§ WHAT YOU NEED TO DO
Extract the data exactly, missing nothing.

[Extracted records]
★ ★ ★ ★ ★

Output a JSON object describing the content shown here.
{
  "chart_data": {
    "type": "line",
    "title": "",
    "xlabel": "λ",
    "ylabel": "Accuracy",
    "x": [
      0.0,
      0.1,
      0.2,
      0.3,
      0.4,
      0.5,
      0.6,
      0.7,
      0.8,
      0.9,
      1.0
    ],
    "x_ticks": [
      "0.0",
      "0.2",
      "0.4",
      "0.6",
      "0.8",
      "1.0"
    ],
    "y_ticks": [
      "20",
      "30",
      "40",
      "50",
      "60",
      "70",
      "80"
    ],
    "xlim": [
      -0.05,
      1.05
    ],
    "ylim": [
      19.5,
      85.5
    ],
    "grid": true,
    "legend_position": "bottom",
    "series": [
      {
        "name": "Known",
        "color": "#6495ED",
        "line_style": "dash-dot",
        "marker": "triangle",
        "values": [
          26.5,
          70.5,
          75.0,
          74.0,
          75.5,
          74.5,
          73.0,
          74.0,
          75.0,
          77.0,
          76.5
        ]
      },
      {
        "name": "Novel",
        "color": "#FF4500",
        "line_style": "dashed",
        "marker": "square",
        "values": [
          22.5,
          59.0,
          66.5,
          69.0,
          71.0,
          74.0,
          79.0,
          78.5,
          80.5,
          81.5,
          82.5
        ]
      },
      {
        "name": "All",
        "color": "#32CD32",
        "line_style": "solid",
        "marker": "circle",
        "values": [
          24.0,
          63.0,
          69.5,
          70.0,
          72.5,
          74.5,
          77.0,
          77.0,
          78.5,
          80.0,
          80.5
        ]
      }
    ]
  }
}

★ ★ ★ ★ ★

§ CORRECT OUTPUT
Output a JSON object describing the content shown here.
{
  "chart_data": {
    "type": "line",
    "title": "",
    "xlabel": "λ",
    "ylabel": "Accuracy",
    "x": [
      0.0,
      0.1,
      0.2,
      0.3,
      0.4,
      0.5,
      0.6,
      0.7,
      0.8,
      0.9,
      1.0
    ],
    "x_ticks": [
      "0.0",
      "0.2",
      "0.4",
      "0.6",
      "0.8",
      "1.0"
    ],
    "y_ticks": [
      "20",
      "30",
      "40",
      "50",
      "60",
      "70",
      "80"
    ],
    "xlim": [
      -0.05,
      1.05
    ],
    "ylim": [
      19.5,
      85.5
    ],
    "grid": true,
    "legend_position": "bottom",
    "series": [
      {
        "name": "Known",
        "color": "#6495ED",
        "line_style": "dash-dot",
        "marker": "triangle",
        "values": [
          26.5,
          70.5,
          75.0,
          74.0,
          75.5,
          74.5,
          73.0,
          74.0,
          75.0,
          77.0,
          76.5
        ]
      },
      {
        "name": "Novel",
        "color": "#FF4500",
        "line_style": "dashed",
        "marker": "square",
        "values": [
          22.5,
          59.0,
          66.5,
          69.0,
          71.0,
          74.0,
          79.0,
          78.5,
          80.5,
          81.5,
          82.5
        ]
      },
      {
        "name": "All",
        "color": "#32CD32",
        "line_style": "solid",
        "marker": "circle",
        "values": [
          24.0,
          63.0,
          69.5,
          70.0,
          72.5,
          74.5,
          77.0,
          77.0,
          78.5,
          80.0,
          80.5
        ]
      }
    ]
  }
}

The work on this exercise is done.